***** Data listing

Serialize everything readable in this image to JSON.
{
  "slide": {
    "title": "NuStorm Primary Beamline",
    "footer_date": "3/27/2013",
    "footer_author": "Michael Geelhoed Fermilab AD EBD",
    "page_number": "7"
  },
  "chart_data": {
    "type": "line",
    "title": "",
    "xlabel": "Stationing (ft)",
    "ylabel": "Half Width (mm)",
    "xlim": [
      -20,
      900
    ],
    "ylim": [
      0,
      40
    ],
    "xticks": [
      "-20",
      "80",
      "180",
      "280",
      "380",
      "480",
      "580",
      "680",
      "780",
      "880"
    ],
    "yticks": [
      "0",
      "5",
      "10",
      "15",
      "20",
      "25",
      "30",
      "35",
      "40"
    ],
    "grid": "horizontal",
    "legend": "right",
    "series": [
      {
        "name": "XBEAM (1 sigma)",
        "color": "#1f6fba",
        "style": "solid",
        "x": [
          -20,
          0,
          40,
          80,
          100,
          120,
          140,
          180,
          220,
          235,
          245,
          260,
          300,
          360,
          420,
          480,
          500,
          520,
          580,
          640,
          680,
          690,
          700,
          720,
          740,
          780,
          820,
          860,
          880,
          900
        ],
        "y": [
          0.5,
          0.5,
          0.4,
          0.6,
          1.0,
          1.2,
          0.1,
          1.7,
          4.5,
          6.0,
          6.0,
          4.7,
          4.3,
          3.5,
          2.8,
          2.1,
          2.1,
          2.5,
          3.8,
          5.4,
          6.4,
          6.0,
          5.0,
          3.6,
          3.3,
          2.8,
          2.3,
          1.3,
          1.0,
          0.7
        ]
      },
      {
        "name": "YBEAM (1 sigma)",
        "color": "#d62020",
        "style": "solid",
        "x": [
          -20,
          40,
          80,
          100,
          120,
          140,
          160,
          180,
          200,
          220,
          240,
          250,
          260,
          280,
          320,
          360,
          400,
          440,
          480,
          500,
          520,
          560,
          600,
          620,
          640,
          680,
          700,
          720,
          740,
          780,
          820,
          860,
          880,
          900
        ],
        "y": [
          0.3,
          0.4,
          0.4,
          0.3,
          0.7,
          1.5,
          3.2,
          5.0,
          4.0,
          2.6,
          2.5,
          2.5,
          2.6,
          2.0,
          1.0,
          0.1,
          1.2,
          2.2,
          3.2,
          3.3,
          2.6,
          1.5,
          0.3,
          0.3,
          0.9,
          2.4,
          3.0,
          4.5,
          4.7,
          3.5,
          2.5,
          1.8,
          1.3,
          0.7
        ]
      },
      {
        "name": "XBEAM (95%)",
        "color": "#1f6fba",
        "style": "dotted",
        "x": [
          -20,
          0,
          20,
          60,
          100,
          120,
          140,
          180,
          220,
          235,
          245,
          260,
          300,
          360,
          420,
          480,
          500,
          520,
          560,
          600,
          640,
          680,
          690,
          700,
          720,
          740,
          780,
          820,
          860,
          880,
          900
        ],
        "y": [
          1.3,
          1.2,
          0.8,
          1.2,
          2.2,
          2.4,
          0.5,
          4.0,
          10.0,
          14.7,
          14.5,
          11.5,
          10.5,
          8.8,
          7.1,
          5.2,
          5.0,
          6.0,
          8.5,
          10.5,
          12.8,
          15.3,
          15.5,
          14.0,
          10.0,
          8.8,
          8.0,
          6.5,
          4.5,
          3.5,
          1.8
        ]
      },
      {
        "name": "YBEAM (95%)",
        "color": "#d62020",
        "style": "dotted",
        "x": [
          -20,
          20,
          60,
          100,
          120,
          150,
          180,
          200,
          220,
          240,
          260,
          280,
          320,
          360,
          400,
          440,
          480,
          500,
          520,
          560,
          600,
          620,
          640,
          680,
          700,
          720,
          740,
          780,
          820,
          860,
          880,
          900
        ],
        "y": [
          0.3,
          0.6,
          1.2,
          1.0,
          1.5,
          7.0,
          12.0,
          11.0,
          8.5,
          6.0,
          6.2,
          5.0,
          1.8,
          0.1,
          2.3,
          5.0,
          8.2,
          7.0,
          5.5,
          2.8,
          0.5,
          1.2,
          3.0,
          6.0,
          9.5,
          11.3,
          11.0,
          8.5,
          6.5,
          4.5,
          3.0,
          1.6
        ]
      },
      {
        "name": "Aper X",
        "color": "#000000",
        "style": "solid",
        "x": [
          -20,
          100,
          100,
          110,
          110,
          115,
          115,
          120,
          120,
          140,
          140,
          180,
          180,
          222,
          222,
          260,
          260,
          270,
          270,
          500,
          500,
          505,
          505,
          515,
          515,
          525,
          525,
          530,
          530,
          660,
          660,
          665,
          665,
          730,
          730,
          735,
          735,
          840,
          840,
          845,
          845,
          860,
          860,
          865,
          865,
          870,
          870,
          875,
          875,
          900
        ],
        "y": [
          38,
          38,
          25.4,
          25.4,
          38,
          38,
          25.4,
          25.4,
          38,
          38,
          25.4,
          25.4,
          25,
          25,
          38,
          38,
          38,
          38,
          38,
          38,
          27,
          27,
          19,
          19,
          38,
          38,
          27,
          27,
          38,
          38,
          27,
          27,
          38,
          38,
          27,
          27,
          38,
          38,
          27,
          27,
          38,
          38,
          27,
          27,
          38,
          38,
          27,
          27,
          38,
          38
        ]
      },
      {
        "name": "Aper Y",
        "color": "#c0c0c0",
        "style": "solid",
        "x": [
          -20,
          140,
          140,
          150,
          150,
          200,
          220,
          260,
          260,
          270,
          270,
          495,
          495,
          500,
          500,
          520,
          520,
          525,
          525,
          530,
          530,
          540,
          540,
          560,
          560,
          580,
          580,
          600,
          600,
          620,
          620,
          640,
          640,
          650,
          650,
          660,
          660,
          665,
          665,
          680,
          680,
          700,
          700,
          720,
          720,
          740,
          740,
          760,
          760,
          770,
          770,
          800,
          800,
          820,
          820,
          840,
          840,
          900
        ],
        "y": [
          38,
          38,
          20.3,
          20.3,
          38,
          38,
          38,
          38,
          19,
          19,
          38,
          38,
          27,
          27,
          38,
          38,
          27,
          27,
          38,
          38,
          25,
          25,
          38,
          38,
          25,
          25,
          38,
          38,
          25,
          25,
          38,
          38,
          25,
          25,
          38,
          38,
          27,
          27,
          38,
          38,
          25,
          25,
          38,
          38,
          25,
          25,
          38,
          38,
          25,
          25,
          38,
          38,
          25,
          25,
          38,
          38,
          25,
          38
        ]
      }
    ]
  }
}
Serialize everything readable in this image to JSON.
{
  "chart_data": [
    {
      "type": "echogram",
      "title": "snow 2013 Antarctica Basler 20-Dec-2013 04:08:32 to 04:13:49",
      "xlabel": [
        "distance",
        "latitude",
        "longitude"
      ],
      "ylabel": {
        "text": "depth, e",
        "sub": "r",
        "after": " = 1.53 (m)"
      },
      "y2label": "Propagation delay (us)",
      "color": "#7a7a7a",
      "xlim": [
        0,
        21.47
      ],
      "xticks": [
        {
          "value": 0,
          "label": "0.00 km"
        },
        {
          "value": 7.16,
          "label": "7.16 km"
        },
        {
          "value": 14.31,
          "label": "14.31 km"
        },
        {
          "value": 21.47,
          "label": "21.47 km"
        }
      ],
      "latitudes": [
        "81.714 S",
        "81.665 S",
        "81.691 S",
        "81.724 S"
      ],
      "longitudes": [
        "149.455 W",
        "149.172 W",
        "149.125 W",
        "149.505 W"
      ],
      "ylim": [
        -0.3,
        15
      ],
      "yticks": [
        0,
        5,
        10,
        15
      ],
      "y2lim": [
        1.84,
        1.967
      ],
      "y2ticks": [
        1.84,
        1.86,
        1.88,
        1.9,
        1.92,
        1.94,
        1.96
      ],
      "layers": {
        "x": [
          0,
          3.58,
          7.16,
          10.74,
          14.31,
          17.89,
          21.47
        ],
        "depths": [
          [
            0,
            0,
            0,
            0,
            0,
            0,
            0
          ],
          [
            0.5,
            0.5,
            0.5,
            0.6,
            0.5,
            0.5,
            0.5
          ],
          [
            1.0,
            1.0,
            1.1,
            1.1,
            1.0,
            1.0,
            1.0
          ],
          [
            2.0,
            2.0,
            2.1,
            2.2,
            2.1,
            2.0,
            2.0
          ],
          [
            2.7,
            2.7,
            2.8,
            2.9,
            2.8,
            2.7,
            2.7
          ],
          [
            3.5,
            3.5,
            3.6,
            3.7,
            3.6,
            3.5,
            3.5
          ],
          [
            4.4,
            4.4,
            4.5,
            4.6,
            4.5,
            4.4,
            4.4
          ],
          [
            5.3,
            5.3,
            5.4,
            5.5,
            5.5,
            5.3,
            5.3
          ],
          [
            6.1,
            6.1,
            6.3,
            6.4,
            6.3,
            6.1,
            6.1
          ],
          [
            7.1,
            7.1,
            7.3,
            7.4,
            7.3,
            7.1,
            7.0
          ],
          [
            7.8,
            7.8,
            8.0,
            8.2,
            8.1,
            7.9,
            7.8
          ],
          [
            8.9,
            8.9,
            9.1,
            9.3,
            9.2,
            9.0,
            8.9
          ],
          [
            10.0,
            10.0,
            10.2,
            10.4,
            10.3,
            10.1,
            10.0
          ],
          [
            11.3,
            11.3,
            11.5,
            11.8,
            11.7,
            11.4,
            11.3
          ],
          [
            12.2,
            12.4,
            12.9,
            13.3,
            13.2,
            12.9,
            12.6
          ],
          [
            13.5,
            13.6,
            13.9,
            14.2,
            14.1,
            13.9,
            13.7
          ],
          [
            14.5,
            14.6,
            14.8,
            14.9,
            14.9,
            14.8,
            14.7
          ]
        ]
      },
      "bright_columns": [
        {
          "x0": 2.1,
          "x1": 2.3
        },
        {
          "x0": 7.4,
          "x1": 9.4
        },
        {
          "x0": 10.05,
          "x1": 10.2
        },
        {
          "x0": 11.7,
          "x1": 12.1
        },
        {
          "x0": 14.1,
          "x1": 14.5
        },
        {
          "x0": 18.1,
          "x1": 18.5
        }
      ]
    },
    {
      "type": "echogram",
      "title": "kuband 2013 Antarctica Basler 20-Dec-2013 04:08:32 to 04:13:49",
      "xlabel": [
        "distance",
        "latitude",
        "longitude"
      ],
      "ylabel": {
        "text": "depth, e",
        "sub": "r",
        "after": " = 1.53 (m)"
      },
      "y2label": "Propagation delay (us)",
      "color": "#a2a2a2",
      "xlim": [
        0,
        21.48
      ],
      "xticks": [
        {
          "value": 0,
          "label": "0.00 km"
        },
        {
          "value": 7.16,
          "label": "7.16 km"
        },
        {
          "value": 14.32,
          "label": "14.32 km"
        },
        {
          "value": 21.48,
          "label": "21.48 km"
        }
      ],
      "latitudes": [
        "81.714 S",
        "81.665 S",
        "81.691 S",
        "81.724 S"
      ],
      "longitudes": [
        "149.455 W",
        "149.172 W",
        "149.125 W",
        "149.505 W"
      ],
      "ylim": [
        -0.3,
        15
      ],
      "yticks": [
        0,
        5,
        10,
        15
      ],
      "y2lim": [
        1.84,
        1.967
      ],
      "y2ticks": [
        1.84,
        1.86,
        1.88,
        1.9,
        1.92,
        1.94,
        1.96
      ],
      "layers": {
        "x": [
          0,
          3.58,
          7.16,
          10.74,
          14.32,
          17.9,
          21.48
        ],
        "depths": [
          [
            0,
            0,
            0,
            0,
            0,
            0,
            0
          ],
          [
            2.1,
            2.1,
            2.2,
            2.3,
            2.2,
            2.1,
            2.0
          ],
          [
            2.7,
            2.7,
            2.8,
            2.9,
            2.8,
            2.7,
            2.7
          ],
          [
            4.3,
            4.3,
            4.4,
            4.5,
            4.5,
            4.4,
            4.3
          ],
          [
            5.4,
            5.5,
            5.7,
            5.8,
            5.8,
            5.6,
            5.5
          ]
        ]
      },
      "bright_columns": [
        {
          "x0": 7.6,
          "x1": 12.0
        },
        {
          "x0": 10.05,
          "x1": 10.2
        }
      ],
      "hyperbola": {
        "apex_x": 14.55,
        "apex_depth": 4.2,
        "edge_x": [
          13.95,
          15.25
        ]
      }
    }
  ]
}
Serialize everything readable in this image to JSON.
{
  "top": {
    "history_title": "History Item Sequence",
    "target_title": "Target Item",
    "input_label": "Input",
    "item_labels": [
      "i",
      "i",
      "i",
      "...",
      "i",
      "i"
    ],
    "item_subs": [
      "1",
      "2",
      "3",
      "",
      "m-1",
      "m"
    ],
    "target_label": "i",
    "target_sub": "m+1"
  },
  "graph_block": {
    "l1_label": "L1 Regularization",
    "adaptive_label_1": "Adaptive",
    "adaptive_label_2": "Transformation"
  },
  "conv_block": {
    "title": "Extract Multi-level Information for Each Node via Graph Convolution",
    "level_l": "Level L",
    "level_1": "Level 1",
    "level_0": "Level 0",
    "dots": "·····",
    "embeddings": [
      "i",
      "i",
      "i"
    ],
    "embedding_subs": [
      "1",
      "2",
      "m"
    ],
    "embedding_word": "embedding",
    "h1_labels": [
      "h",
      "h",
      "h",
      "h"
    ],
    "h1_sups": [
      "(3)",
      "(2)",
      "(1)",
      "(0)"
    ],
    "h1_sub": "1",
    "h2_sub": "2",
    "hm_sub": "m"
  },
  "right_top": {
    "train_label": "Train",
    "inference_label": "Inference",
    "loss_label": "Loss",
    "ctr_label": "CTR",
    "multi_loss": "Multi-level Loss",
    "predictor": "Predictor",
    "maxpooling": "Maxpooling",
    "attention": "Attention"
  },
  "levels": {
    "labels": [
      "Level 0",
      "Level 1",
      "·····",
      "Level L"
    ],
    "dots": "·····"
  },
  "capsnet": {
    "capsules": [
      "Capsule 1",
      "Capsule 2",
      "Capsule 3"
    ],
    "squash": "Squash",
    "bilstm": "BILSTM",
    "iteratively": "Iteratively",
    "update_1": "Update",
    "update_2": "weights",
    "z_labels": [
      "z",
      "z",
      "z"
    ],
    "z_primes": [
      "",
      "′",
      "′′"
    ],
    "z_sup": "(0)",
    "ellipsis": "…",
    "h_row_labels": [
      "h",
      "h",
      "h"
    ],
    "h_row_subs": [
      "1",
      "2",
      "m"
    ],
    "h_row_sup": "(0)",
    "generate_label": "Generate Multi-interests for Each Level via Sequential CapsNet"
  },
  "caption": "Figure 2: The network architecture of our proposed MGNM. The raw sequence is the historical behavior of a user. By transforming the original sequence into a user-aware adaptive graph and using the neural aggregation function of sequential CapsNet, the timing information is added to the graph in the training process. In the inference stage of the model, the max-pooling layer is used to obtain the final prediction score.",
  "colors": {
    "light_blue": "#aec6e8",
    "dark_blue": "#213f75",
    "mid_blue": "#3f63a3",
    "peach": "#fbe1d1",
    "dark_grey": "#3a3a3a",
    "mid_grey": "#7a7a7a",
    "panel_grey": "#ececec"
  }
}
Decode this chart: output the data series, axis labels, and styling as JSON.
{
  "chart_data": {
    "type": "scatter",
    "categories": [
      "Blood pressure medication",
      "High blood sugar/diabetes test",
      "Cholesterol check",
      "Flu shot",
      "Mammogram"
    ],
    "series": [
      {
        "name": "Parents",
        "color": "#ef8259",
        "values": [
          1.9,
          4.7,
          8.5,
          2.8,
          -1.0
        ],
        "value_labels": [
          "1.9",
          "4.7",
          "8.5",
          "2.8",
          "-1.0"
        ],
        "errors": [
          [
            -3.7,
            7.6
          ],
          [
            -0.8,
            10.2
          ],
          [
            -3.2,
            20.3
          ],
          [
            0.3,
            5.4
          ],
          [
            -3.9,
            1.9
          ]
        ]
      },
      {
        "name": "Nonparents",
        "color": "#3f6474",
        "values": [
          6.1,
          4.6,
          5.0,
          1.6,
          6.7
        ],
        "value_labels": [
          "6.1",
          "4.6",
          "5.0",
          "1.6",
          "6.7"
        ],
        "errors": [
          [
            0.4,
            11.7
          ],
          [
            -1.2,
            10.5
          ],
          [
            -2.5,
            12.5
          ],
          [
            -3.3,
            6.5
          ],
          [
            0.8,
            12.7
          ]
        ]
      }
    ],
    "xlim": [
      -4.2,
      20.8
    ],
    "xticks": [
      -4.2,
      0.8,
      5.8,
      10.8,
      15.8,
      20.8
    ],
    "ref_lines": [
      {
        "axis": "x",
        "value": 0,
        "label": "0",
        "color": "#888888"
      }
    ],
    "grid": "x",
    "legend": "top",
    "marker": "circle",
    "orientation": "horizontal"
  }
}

**********

_Task brief_
Copy every line of the records above that holds the word "Multi".

_Expected answer_
    "title": "Extract Multi-level Information for Each Node via Graph Convolution",
    "multi_loss": "Multi-level Loss",
    "generate_label": "Generate Multi-interests for Each Level via Sequential CapsNet"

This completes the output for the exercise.